→ Aim of the exercise:
Here are some entries; quote each one exactly.

— Start Materials provided —

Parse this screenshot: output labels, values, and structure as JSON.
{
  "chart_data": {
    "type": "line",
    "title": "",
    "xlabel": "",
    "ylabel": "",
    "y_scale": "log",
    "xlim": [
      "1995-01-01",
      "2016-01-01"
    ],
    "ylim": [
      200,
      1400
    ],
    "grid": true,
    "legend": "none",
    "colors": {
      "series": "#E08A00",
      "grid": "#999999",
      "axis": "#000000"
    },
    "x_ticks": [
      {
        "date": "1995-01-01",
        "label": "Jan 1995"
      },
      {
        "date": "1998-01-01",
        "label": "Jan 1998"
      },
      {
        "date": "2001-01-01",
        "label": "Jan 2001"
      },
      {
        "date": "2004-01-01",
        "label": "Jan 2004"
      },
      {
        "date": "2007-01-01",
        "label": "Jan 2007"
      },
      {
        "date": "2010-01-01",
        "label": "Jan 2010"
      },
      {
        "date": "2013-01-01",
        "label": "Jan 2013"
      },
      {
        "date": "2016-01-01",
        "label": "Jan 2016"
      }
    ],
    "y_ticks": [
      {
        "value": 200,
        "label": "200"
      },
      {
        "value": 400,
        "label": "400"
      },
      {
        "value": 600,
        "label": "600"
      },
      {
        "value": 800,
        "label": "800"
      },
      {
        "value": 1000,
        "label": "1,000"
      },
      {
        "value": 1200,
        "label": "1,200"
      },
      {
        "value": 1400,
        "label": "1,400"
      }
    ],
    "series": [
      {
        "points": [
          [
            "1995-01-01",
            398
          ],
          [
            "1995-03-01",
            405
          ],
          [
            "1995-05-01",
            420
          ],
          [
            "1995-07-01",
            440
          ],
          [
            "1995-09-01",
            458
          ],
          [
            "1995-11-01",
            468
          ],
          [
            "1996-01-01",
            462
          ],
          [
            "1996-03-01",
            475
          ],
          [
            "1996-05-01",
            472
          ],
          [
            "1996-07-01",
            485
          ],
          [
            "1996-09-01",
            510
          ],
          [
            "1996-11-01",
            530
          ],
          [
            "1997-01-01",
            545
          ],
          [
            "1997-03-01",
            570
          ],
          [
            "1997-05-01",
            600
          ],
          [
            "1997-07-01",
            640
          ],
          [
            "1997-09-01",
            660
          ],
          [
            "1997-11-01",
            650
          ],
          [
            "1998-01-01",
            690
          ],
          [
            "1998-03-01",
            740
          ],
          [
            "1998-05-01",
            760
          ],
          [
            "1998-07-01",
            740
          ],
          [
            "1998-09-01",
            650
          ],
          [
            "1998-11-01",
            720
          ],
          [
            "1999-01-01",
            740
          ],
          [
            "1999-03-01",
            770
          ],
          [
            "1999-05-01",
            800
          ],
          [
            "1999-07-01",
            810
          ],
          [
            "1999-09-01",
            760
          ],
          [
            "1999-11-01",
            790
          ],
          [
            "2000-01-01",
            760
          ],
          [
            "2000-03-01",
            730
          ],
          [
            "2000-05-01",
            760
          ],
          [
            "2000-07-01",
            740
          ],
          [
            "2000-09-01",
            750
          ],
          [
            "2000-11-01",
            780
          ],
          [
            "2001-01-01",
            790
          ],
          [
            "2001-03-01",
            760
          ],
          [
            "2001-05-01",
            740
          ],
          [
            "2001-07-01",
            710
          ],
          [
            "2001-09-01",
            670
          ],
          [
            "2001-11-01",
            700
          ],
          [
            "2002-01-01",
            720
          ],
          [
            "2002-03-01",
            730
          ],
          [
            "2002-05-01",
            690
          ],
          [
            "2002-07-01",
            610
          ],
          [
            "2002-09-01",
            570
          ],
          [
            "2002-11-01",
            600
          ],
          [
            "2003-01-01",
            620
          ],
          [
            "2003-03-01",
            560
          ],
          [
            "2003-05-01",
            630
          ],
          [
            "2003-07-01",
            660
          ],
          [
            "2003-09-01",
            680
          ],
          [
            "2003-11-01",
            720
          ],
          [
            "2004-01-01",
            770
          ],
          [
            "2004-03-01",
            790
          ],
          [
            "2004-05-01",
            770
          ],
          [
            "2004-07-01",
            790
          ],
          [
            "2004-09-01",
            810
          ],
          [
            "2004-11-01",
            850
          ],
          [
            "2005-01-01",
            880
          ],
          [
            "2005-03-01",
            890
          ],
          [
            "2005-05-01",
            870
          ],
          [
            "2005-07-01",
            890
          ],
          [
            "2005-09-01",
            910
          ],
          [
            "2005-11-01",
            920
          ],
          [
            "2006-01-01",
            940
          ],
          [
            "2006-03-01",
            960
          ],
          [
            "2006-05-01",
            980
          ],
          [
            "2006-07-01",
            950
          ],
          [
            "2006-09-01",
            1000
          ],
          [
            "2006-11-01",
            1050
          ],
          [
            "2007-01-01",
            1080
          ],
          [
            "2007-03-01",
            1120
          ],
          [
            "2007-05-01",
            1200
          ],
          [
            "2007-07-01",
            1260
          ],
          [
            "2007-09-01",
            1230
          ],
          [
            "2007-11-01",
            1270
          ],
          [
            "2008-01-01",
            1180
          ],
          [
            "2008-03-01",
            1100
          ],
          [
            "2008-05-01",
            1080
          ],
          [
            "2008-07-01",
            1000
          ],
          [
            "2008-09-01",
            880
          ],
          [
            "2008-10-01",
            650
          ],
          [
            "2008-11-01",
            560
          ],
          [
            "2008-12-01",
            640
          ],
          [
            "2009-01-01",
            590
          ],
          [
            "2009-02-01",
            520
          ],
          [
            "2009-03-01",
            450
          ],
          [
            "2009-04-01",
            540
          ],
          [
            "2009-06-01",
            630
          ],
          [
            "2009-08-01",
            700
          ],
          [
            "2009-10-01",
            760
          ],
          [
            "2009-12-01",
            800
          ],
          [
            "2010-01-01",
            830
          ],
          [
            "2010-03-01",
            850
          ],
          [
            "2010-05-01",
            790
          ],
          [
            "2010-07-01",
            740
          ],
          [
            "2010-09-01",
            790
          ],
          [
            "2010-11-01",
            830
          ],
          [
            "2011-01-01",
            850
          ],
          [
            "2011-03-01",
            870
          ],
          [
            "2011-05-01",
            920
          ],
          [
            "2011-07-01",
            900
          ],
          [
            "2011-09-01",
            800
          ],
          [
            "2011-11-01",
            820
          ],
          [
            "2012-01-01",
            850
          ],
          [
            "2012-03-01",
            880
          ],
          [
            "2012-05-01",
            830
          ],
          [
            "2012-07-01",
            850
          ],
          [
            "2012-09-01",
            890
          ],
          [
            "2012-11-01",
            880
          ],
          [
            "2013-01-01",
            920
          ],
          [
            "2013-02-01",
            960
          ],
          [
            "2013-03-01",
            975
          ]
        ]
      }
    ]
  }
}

— End Materials provided —

→ Written solution:
Parse this screenshot: output labels, values, and structure as JSON.
{
  "chart_data": {
    "type": "line",
    "title": "",
    "xlabel": "",
    "ylabel": "",
    "y_scale": "log",
    "xlim": [
      "1995-01-01",
      "2016-01-01"
    ],
    "ylim": [
      200,
      1400
    ],
    "grid": true,
    "legend": "none",
    "colors": {
      "series": "#E08A00",
      "grid": "#999999",
      "axis": "#000000"
    },
    "x_ticks": [
      {
        "date": "1995-01-01",
        "label": "Jan 1995"
      },
      {
        "date": "1998-01-01",
        "label": "Jan 1998"
      },
      {
        "date": "2001-01-01",
        "label": "Jan 2001"
      },
      {
        "date": "2004-01-01",
        "label": "Jan 2004"
      },
      {
        "date": "2007-01-01",
        "label": "Jan 2007"
      },
      {
        "date": "2010-01-01",
        "label": "Jan 2010"
      },
      {
        "date": "2013-01-01",
        "label": "Jan 2013"
      },
      {
        "date": "2016-01-01",
        "label": "Jan 2016"
      }
    ],
    "y_ticks": [
      {
        "value": 200,
        "label": "200"
      },
      {
        "value": 400,
        "label": "400"
      },
      {
        "value": 600,
        "label": "600"
      },
      {
        "value": 800,
        "label": "800"
      },
      {
        "value": 1000,
        "label": "1,000"
      },
      {
        "value": 1200,
        "label": "1,200"
      },
      {
        "value": 1400,
        "label": "1,400"
      }
    ],
    "series": [
      {
        "points": [
          [
            "1995-01-01",
            398
          ],
          [
            "1995-03-01",
            405
          ],
          [
            "1995-05-01",
            420
          ],
          [
            "1995-07-01",
            440
          ],
          [
            "1995-09-01",
            458
          ],
          [
            "1995-11-01",
            468
          ],
          [
            "1996-01-01",
            462
          ],
          [
            "1996-03-01",
            475
          ],
          [
            "1996-05-01",
            472
          ],
          [
            "1996-07-01",
            485
          ],
          [
            "1996-09-01",
            510
          ],
          [
            "1996-11-01",
            530
          ],
          [
            "1997-01-01",
            545
          ],
          [
            "1997-03-01",
            570
          ],
          [
            "1997-05-01",
            600
          ],
          [
            "1997-07-01",
            640
          ],
          [
            "1997-09-01",
            660
          ],
          [
            "1997-11-01",
            650
          ],
          [
            "1998-01-01",
            690
          ],
          [
            "1998-03-01",
            740
          ],
          [
            "1998-05-01",
            760
          ],
          [
            "1998-07-01",
            740
          ],
          [
            "1998-09-01",
            650
          ],
          [
            "1998-11-01",
            720
          ],
          [
            "1999-01-01",
            740
          ],
          [
            "1999-03-01",
            770
          ],
          [
            "1999-05-01",
            800
          ],
          [
            "1999-07-01",
            810
          ],
          [
            "1999-09-01",
            760
          ],
          [
            "1999-11-01",
            790
          ],
          [
            "2000-01-01",
            760
          ],
          [
            "2000-03-01",
            730
          ],
          [
            "2000-05-01",
            760
          ],
          [
            "2000-07-01",
            740
          ],
          [
            "2000-09-01",
            750
          ],
          [
            "2000-11-01",
            780
          ],
          [
            "2001-01-01",
            790
          ],
          [
            "2001-03-01",
            760
          ],
          [
            "2001-05-01",
            740
          ],
          [
            "2001-07-01",
            710
          ],
          [
            "2001-09-01",
            670
          ],
          [
            "2001-11-01",
            700
          ],
          [
            "2002-01-01",
            720
          ],
          [
            "2002-03-01",
            730
          ],
          [
            "2002-05-01",
            690
          ],
          [
            "2002-07-01",
            610
          ],
          [
            "2002-09-01",
            570
          ],
          [
            "2002-11-01",
            600
          ],
          [
            "2003-01-01",
            620
          ],
          [
            "2003-03-01",
            560
          ],
          [
            "2003-05-01",
            630
          ],
          [
            "2003-07-01",
            660
          ],
          [
            "2003-09-01",
            680
          ],
          [
            "2003-11-01",
            720
          ],
          [
            "2004-01-01",
            770
          ],
          [
            "2004-03-01",
            790
          ],
          [
            "2004-05-01",
            770
          ],
          [
            "2004-07-01",
            790
          ],
          [
            "2004-09-01",
            810
          ],
          [
            "2004-11-01",
            850
          ],
          [
            "2005-01-01",
            880
          ],
          [
            "2005-03-01",
            890
          ],
          [
            "2005-05-01",
            870
          ],
          [
            "2005-07-01",
            890
          ],
          [
            "2005-09-01",
            910
          ],
          [
            "2005-11-01",
            920
          ],
          [
            "2006-01-01",
            940
          ],
          [
            "2006-03-01",
            960
          ],
          [
            "2006-05-01",
            980
          ],
          [
            "2006-07-01",
            950
          ],
          [
            "2006-09-01",
            1000
          ],
          [
            "2006-11-01",
            1050
          ],
          [
            "2007-01-01",
            1080
          ],
          [
            "2007-03-01",
            1120
          ],
          [
            "2007-05-01",
            1200
          ],
          [
            "2007-07-01",
            1260
          ],
          [
            "2007-09-01",
            1230
          ],
          [
            "2007-11-01",
            1270
          ],
          [
            "2008-01-01",
            1180
          ],
          [
            "2008-03-01",
            1100
          ],
          [
            "2008-05-01",
            1080
          ],
          [
            "2008-07-01",
            1000
          ],
          [
            "2008-09-01",
            880
          ],
          [
            "2008-10-01",
            650
          ],
          [
            "2008-11-01",
            560
          ],
          [
            "2008-12-01",
            640
          ],
          [
            "2009-01-01",
            590
          ],
          [
            "2009-02-01",
            520
          ],
          [
            "2009-03-01",
            450
          ],
          [
            "2009-04-01",
            540
          ],
          [
            "2009-06-01",
            630
          ],
          [
            "2009-08-01",
            700
          ],
          [
            "2009-10-01",
            760
          ],
          [
            "2009-12-01",
            800
          ],
          [
            "2010-01-01",
            830
          ],
          [
            "2010-03-01",
            850
          ],
          [
            "2010-05-01",
            790
          ],
          [
            "2010-07-01",
            740
          ],
          [
            "2010-09-01",
            790
          ],
          [
            "2010-11-01",
            830
          ],
          [
            "2011-01-01",
            850
          ],
          [
            "2011-03-01",
            870
          ],
          [
            "2011-05-01",
            920
          ],
          [
            "2011-07-01",
            900
          ],
          [
            "2011-09-01",
            800
          ],
          [
            "2011-11-01",
            820
          ],
          [
            "2012-01-01",
            850
          ],
          [
            "2012-03-01",
            880
          ],
          [
            "2012-05-01",
            830
          ],
          [
            "2012-07-01",
            850
          ],
          [
            "2012-09-01",
            890
          ],
          [
            "2012-11-01",
            880
          ],
          [
            "2013-01-01",
            920
          ],
          [
            "2013-02-01",
            960
          ],
          [
            "2013-03-01",
            975
          ]
        ]
      }
    ]
  }
}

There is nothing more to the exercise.